- _Exercise objective_:
Wherever the string "interfeyslari" occurs in a line of these records, report that line.
----- Records for processing -----
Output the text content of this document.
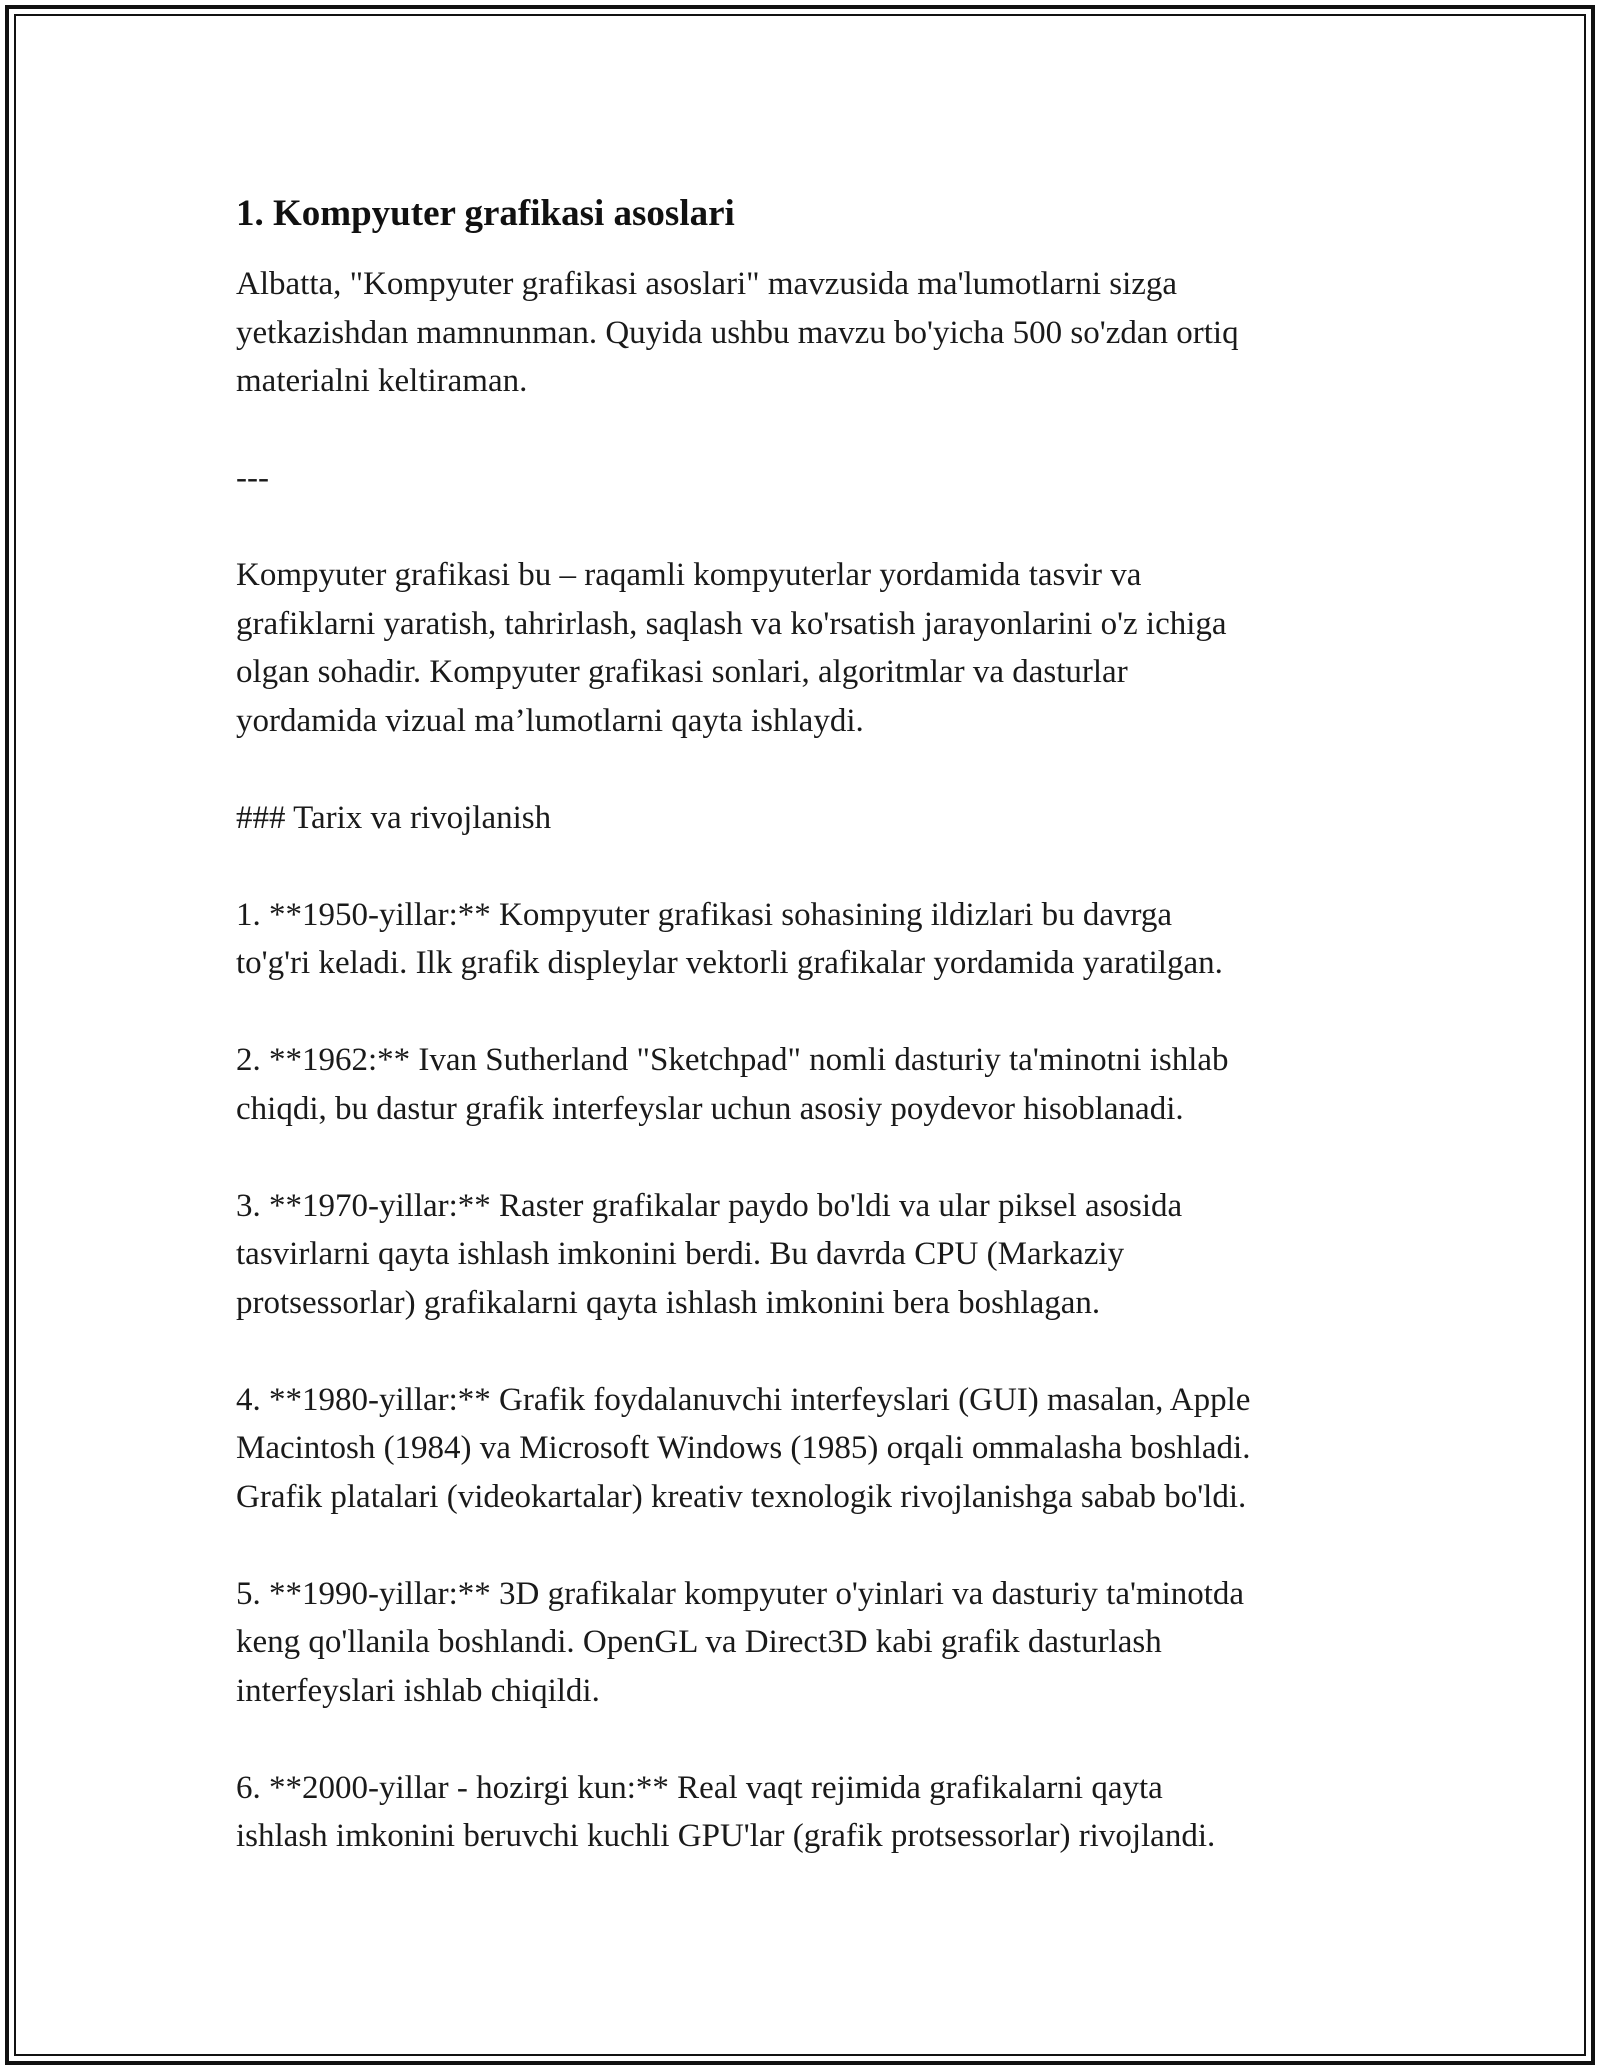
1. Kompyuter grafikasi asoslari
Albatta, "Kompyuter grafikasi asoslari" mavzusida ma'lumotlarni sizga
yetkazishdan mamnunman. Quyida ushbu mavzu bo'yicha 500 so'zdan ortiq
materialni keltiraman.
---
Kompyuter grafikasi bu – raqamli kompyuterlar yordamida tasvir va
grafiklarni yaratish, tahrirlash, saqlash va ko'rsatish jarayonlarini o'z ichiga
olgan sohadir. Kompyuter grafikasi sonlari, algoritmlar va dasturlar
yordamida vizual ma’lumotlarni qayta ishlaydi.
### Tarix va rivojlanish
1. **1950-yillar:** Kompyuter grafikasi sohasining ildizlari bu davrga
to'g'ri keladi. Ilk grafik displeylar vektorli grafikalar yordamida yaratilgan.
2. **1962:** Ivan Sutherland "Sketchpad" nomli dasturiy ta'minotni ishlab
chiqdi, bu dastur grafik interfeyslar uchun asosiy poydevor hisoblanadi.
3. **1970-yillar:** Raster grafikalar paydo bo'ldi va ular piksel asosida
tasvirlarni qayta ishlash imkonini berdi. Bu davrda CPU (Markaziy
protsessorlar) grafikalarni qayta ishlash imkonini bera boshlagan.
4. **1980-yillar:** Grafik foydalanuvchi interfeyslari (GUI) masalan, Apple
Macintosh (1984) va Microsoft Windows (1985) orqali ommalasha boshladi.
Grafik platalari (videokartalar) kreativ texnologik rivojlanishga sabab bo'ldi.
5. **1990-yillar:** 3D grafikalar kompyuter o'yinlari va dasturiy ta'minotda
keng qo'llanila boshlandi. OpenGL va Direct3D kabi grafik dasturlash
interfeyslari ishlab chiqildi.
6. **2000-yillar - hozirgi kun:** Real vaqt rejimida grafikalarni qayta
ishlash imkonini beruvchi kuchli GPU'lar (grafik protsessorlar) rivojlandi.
-----
- _Task output_:
4. **1980-yillar:** Grafik foydalanuvchi interfeyslari (GUI) masalan, Apple
interfeyslari ishlab chiqildi.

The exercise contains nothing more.